Collected data:
===============

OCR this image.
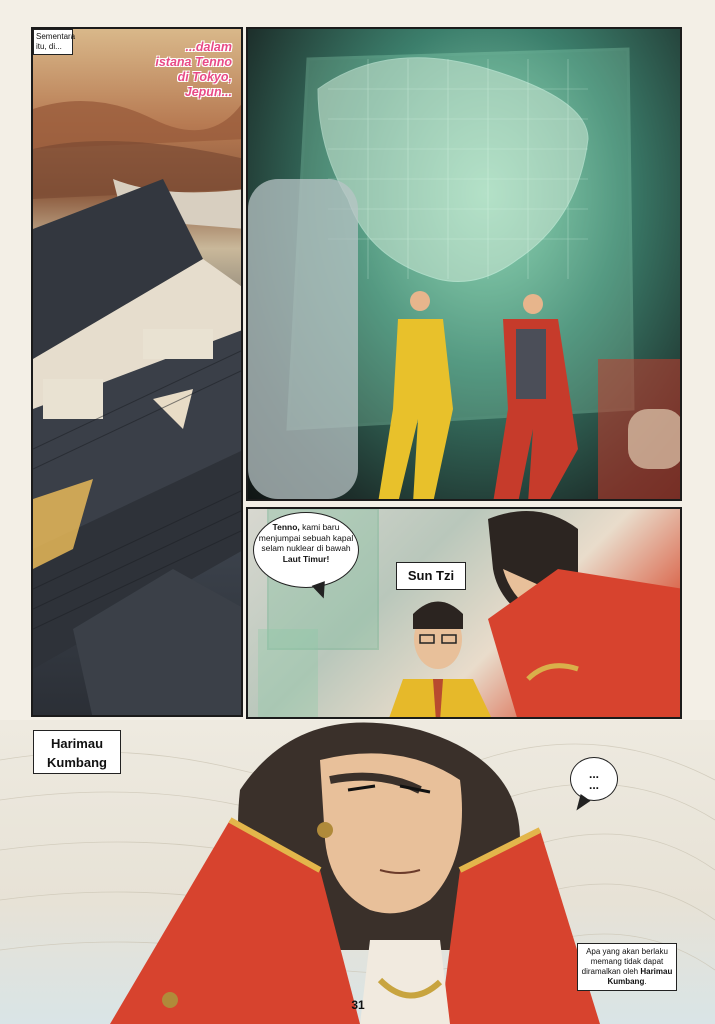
Sementara itu, di...	...dalam istana Tenno di Tokyo, Jepun...
Tenno, kami baru menjumpai sebuah kapal selam nuklear di bawah Laut Timur!
Sun Tzi
Harimau
Kumbang
...
...
Apa yang akan berlaku memang tidak dapat diramalkan oleh Harimau Kumbang.
31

===============

-- Aim of the exercise --
From the listing above, print every entry precisely and drop the pictures.

-- Reply to the task --
OCR this image.
Sementara itu, di...	...dalam istana Tenno di Tokyo, Jepun...
Tenno, kami baru menjumpai sebuah kapal selam nuklear di bawah Laut Timur!
Sun Tzi
Harimau
Kumbang
...
...
Apa yang akan berlaku memang tidak dapat diramalkan oleh Harimau Kumbang.
31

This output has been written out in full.